▸ WHAT TO WORK ON
Transcribe the entries that follow exactly as they appear, minus pictures.

▸ RECORDS SUPPLIED

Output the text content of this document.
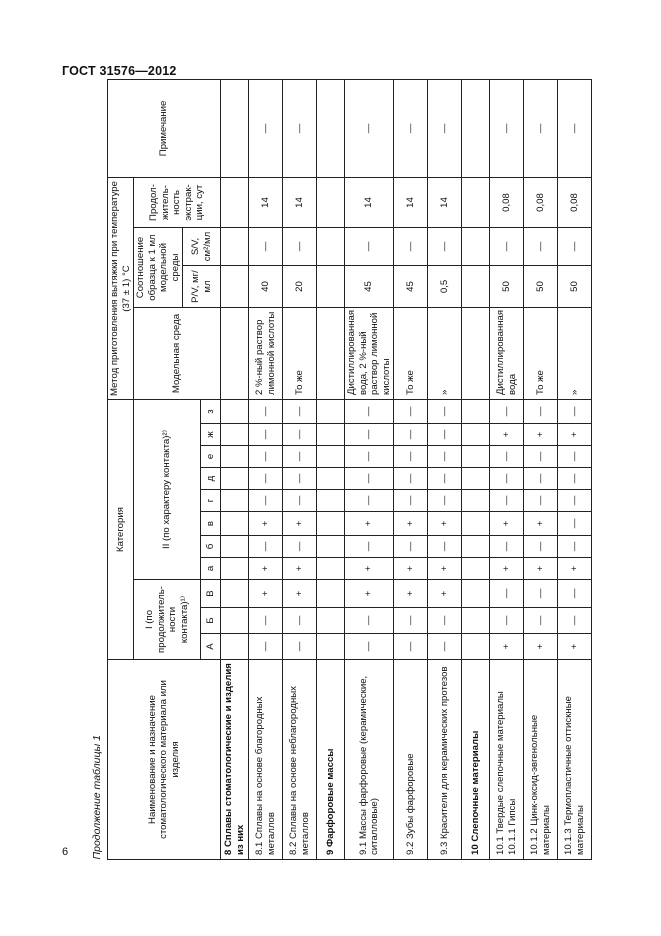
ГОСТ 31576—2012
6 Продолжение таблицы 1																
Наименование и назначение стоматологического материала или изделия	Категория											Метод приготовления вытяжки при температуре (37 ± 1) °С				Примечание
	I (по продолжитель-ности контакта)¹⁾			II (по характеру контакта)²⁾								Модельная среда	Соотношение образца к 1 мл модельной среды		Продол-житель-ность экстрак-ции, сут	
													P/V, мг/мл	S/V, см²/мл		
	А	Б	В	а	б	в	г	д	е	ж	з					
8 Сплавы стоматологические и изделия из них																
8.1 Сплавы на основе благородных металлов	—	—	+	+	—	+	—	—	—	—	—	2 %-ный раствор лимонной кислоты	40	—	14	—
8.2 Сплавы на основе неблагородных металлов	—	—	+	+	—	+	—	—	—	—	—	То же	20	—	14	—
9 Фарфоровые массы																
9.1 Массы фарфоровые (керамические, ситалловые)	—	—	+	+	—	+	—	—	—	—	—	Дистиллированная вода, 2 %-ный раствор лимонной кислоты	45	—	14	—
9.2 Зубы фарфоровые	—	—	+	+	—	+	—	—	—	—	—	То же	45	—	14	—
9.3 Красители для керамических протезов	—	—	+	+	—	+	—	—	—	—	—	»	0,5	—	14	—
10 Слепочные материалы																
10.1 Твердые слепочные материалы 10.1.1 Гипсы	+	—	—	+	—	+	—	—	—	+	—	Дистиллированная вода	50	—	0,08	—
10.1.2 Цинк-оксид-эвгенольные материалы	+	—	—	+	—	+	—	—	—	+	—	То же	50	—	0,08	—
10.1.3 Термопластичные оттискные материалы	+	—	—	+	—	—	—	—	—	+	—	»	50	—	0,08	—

▸ EXPECTED OUTPUT
Output the text content of this document.
ГОСТ 31576—2012
6 Продолжение таблицы 1																
Наименование и назначение стоматологического материала или изделия	Категория											Метод приготовления вытяжки при температуре (37 ± 1) °С				Примечание
	I (по продолжитель-ности контакта)¹⁾			II (по характеру контакта)²⁾								Модельная среда	Соотношение образца к 1 мл модельной среды		Продол-житель-ность экстрак-ции, сут	
													P/V, мг/мл	S/V, см²/мл		
	А	Б	В	а	б	в	г	д	е	ж	з					
8 Сплавы стоматологические и изделия из них																
8.1 Сплавы на основе благородных металлов	—	—	+	+	—	+	—	—	—	—	—	2 %-ный раствор лимонной кислоты	40	—	14	—
8.2 Сплавы на основе неблагородных металлов	—	—	+	+	—	+	—	—	—	—	—	То же	20	—	14	—
9 Фарфоровые массы																
9.1 Массы фарфоровые (керамические, ситалловые)	—	—	+	+	—	+	—	—	—	—	—	Дистиллированная вода, 2 %-ный раствор лимонной кислоты	45	—	14	—
9.2 Зубы фарфоровые	—	—	+	+	—	+	—	—	—	—	—	То же	45	—	14	—
9.3 Красители для керамических протезов	—	—	+	+	—	+	—	—	—	—	—	»	0,5	—	14	—
10 Слепочные материалы																
10.1 Твердые слепочные материалы 10.1.1 Гипсы	+	—	—	+	—	+	—	—	—	+	—	Дистиллированная вода	50	—	0,08	—
10.1.2 Цинк-оксид-эвгенольные материалы	+	—	—	+	—	+	—	—	—	+	—	То же	50	—	0,08	—
10.1.3 Термопластичные оттискные материалы	+	—	—	+	—	—	—	—	—	+	—	»	50	—	0,08	—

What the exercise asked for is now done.